▸ **Task inputs**:

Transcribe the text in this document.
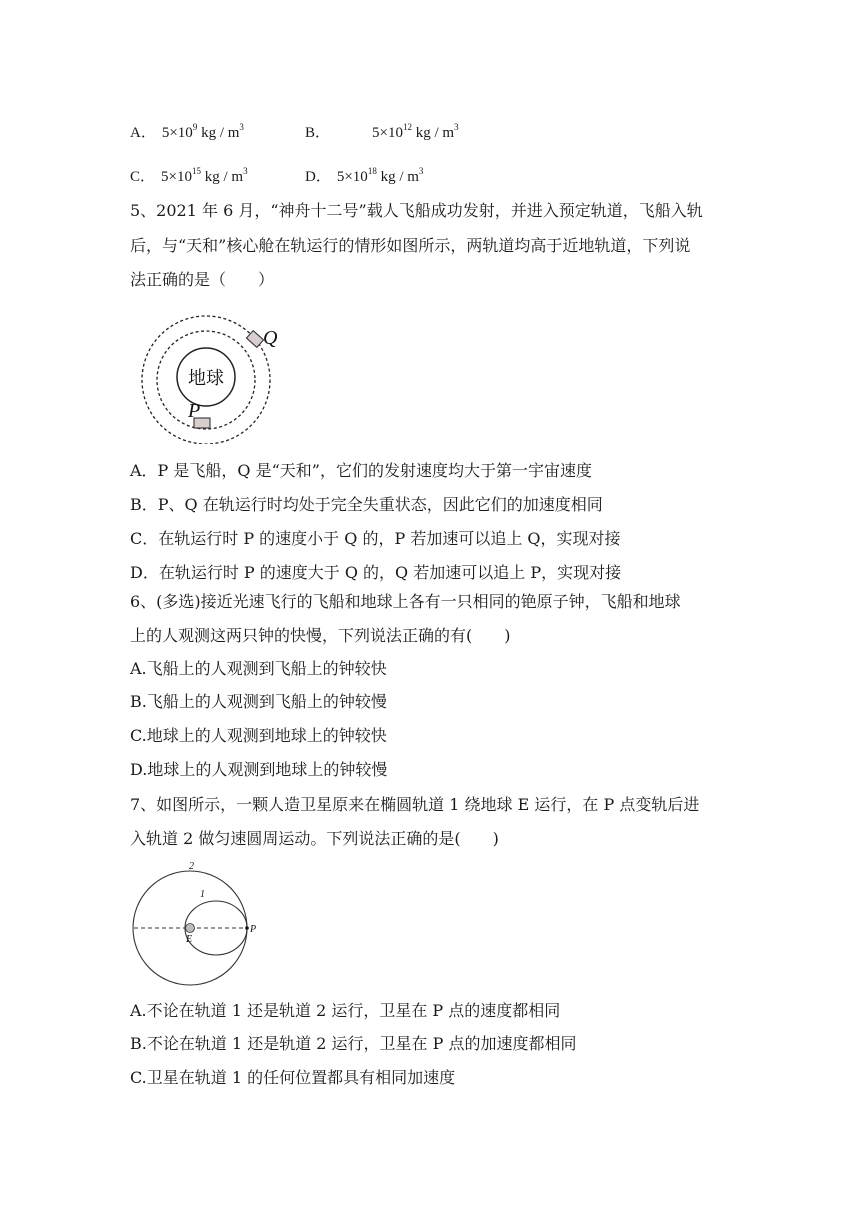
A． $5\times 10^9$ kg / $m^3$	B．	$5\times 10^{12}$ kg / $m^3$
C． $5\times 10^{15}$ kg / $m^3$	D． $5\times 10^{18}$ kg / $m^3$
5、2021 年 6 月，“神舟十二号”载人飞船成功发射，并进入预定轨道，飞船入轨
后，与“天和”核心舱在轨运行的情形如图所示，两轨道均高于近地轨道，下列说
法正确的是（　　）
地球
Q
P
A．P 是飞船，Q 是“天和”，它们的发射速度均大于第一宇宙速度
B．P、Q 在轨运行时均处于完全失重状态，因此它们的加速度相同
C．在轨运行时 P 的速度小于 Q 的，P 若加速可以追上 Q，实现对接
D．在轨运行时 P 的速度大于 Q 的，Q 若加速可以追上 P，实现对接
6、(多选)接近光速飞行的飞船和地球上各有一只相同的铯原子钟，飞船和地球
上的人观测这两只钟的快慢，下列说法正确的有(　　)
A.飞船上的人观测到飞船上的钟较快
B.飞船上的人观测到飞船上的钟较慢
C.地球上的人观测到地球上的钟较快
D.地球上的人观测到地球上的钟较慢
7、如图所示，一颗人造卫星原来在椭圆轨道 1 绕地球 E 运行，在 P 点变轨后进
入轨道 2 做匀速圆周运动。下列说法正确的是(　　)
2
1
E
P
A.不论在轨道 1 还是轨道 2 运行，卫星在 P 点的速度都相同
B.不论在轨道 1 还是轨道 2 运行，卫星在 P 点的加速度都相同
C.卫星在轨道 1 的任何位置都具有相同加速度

▸ **Problem details**: Copy the records exactly. Skip the pictures.

▸ **Task response**:
Transcribe the text in this document.
A． $5\times 10^9$ kg / $m^3$	B．	$5\times 10^{12}$ kg / $m^3$
C． $5\times 10^{15}$ kg / $m^3$	D． $5\times 10^{18}$ kg / $m^3$
5、2021 年 6 月，“神舟十二号”载人飞船成功发射，并进入预定轨道，飞船入轨
后，与“天和”核心舱在轨运行的情形如图所示，两轨道均高于近地轨道，下列说
法正确的是（　　）
地球
Q
P
A．P 是飞船，Q 是“天和”，它们的发射速度均大于第一宇宙速度
B．P、Q 在轨运行时均处于完全失重状态，因此它们的加速度相同
C．在轨运行时 P 的速度小于 Q 的，P 若加速可以追上 Q，实现对接
D．在轨运行时 P 的速度大于 Q 的，Q 若加速可以追上 P，实现对接
6、(多选)接近光速飞行的飞船和地球上各有一只相同的铯原子钟，飞船和地球
上的人观测这两只钟的快慢，下列说法正确的有(　　)
A.飞船上的人观测到飞船上的钟较快
B.飞船上的人观测到飞船上的钟较慢
C.地球上的人观测到地球上的钟较快
D.地球上的人观测到地球上的钟较慢
7、如图所示，一颗人造卫星原来在椭圆轨道 1 绕地球 E 运行，在 P 点变轨后进
入轨道 2 做匀速圆周运动。下列说法正确的是(　　)
2
1
E
P
A.不论在轨道 1 还是轨道 2 运行，卫星在 P 点的速度都相同
B.不论在轨道 1 还是轨道 2 运行，卫星在 P 点的加速度都相同
C.卫星在轨道 1 的任何位置都具有相同加速度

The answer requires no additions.